**WHAT IS NEEDED:** Set down each entry exactly as given; pictures should not appear in the copy.

**DATA FOR THIS EXERCISE:**
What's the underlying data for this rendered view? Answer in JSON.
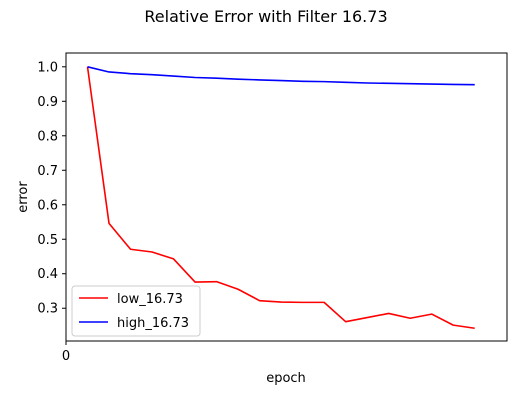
{
  "chart_data": {
    "type": "line",
    "title": "Relative Error with Filter 16.73",
    "xlabel": "epoch",
    "ylabel": "error",
    "xlim": [
      0,
      20.5
    ],
    "ylim": [
      0.205,
      1.04
    ],
    "x_ticks": [
      0
    ],
    "x_tick_labels": [
      "0"
    ],
    "y_ticks": [
      0.3,
      0.4,
      0.5,
      0.6,
      0.7,
      0.8,
      0.9,
      1.0
    ],
    "y_tick_labels": [
      "0.3",
      "0.4",
      "0.5",
      "0.6",
      "0.7",
      "0.8",
      "0.9",
      "1.0"
    ],
    "grid": false,
    "legend_position": "lower-left",
    "x": [
      1,
      2,
      3,
      4,
      5,
      6,
      7,
      8,
      9,
      10,
      11,
      12,
      13,
      14,
      15,
      16,
      17,
      18,
      19,
      20
    ],
    "series": [
      {
        "name": "low_16.73",
        "color": "#ff0000",
        "values": [
          1.0,
          0.546,
          0.471,
          0.463,
          0.443,
          0.376,
          0.377,
          0.355,
          0.322,
          0.318,
          0.317,
          0.317,
          0.261,
          0.273,
          0.285,
          0.271,
          0.283,
          0.251,
          0.242,
          null
        ]
      },
      {
        "name": "high_16.73",
        "color": "#0000ff",
        "values": [
          1.0,
          0.985,
          0.98,
          0.977,
          0.973,
          0.969,
          0.967,
          0.964,
          0.962,
          0.96,
          0.958,
          0.957,
          0.955,
          0.953,
          0.952,
          0.951,
          0.95,
          0.949,
          0.948,
          null
        ]
      }
    ]
  }
}
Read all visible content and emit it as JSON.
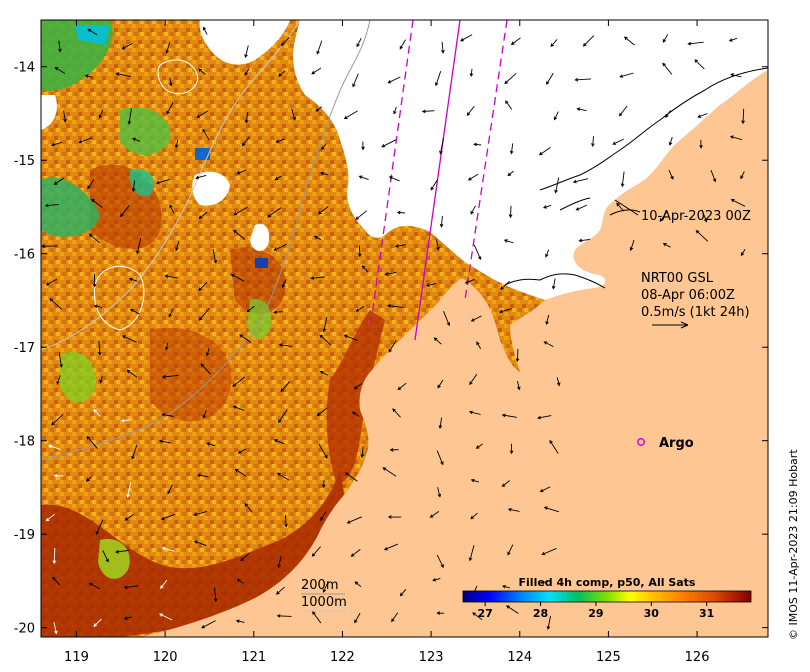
{
  "map": {
    "x_ticks": [
      "119",
      "120",
      "121",
      "122",
      "123",
      "124",
      "125",
      "126"
    ],
    "y_ticks": [
      "-14",
      "-15",
      "-16",
      "-17",
      "-18",
      "-19",
      "-20"
    ],
    "xlim": [
      118.6,
      126.8
    ],
    "ylim": [
      -20.1,
      -13.5
    ]
  },
  "annotations": {
    "date_label": "10-Apr-2023 00Z",
    "current_title": "NRT00 GSL",
    "current_time": "08-Apr 06:00Z",
    "current_scale": "0.5m/s (1kt 24h)",
    "argo_label": "Argo",
    "isobath_200": "200m",
    "isobath_1000": "1000m",
    "credit": "© IMOS 11-Apr-2023 21:09 Hobart"
  },
  "colorbar": {
    "title": "Filled 4h comp, p50, All Sats",
    "ticks": [
      "27",
      "28",
      "29",
      "30",
      "31"
    ],
    "range": [
      26.6,
      31.8
    ],
    "colors": [
      "#00007f",
      "#0000ff",
      "#0080ff",
      "#00e0ff",
      "#00c060",
      "#80e000",
      "#ffff00",
      "#ffc000",
      "#ff8000",
      "#e05000",
      "#b02000",
      "#800000"
    ]
  },
  "colors": {
    "land": "#fdc692",
    "cloud": "#ffffff",
    "track": "#cc00cc",
    "argo": "#dd00dd"
  }
}
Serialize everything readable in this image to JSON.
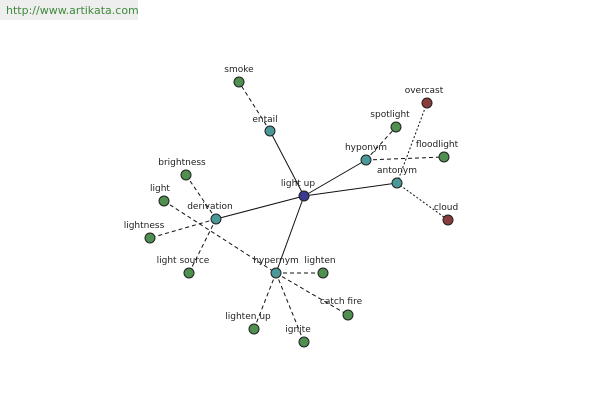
{
  "header": {
    "url": "http://www.artikata.com"
  },
  "nodes": [
    {
      "label": "light up"
    },
    {
      "label": "entail"
    },
    {
      "label": "smoke"
    },
    {
      "label": "hyponym"
    },
    {
      "label": "spotlight"
    },
    {
      "label": "floodlight"
    },
    {
      "label": "antonym"
    },
    {
      "label": "overcast"
    },
    {
      "label": "cloud"
    },
    {
      "label": "derivation"
    },
    {
      "label": "brightness"
    },
    {
      "label": "light"
    },
    {
      "label": "lightness"
    },
    {
      "label": "light source"
    },
    {
      "label": "hypernym"
    },
    {
      "label": "lighten"
    },
    {
      "label": "catch fire"
    },
    {
      "label": "lighten up"
    },
    {
      "label": "ignite"
    }
  ]
}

**TASK RESPONSE:**
What's the underlying data for this rendered view? Answer in JSON.
{
  "chart_data": {
    "type": "line",
    "title": "Relative Error with Filter 16.73",
    "xlabel": "epoch",
    "ylabel": "error",
    "xlim": [
      0,
      20.5
    ],
    "ylim": [
      0.205,
      1.04
    ],
    "x_ticks": [
      0
    ],
    "x_tick_labels": [
      "0"
    ],
    "y_ticks": [
      0.3,
      0.4,
      0.5,
      0.6,
      0.7,
      0.8,
      0.9,
      1.0
    ],
    "y_tick_labels": [
      "0.3",
      "0.4",
      "0.5",
      "0.6",
      "0.7",
      "0.8",
      "0.9",
      "1.0"
    ],
    "grid": false,
    "legend_position": "lower-left",
    "x": [
      1,
      2,
      3,
      4,
      5,
      6,
      7,
      8,
      9,
      10,
      11,
      12,
      13,
      14,
      15,
      16,
      17,
      18,
      19,
      20
    ],
    "series": [
      {
        "name": "low_16.73",
        "color": "#ff0000",
        "values": [
          1.0,
          0.546,
          0.471,
          0.463,
          0.443,
          0.376,
          0.377,
          0.355,
          0.322,
          0.318,
          0.317,
          0.317,
          0.261,
          0.273,
          0.285,
          0.271,
          0.283,
          0.251,
          0.242,
          null
        ]
      },
      {
        "name": "high_16.73",
        "color": "#0000ff",
        "values": [
          1.0,
          0.985,
          0.98,
          0.977,
          0.973,
          0.969,
          0.967,
          0.964,
          0.962,
          0.96,
          0.958,
          0.957,
          0.955,
          0.953,
          0.952,
          0.951,
          0.95,
          0.949,
          0.948,
          null
        ]
      }
    ]
  }
}
Read all visible content and emit it as JSON.
{
  "map": {
    "x_ticks": [
      "119",
      "120",
      "121",
      "122",
      "123",
      "124",
      "125",
      "126"
    ],
    "y_ticks": [
      "-14",
      "-15",
      "-16",
      "-17",
      "-18",
      "-19",
      "-20"
    ],
    "xlim": [
      118.6,
      126.8
    ],
    "ylim": [
      -20.1,
      -13.5
    ]
  },
  "annotations": {
    "date_label": "10-Apr-2023 00Z",
    "current_title": "NRT00 GSL",
    "current_time": "08-Apr 06:00Z",
    "current_scale": "0.5m/s (1kt 24h)",
    "argo_label": "Argo",
    "isobath_200": "200m",
    "isobath_1000": "1000m",
    "credit": "© IMOS 11-Apr-2023 21:09 Hobart"
  },
  "colorbar": {
    "title": "Filled 4h comp, p50, All Sats",
    "ticks": [
      "27",
      "28",
      "29",
      "30",
      "31"
    ],
    "range": [
      26.6,
      31.8
    ],
    "colors": [
      "#00007f",
      "#0000ff",
      "#0080ff",
      "#00e0ff",
      "#00c060",
      "#80e000",
      "#ffff00",
      "#ffc000",
      "#ff8000",
      "#e05000",
      "#b02000",
      "#800000"
    ]
  },
  "colors": {
    "land": "#fdc692",
    "cloud": "#ffffff",
    "track": "#cc00cc",
    "argo": "#dd00dd"
  }
}
Serialize everything readable in this image to JSON.
{
  "header": {
    "url": "http://www.artikata.com"
  },
  "nodes": [
    {
      "label": "light up"
    },
    {
      "label": "entail"
    },
    {
      "label": "smoke"
    },
    {
      "label": "hyponym"
    },
    {
      "label": "spotlight"
    },
    {
      "label": "floodlight"
    },
    {
      "label": "antonym"
    },
    {
      "label": "overcast"
    },
    {
      "label": "cloud"
    },
    {
      "label": "derivation"
    },
    {
      "label": "brightness"
    },
    {
      "label": "light"
    },
    {
      "label": "lightness"
    },
    {
      "label": "light source"
    },
    {
      "label": "hypernym"
    },
    {
      "label": "lighten"
    },
    {
      "label": "catch fire"
    },
    {
      "label": "lighten up"
    },
    {
      "label": "ignite"
    }
  ]
}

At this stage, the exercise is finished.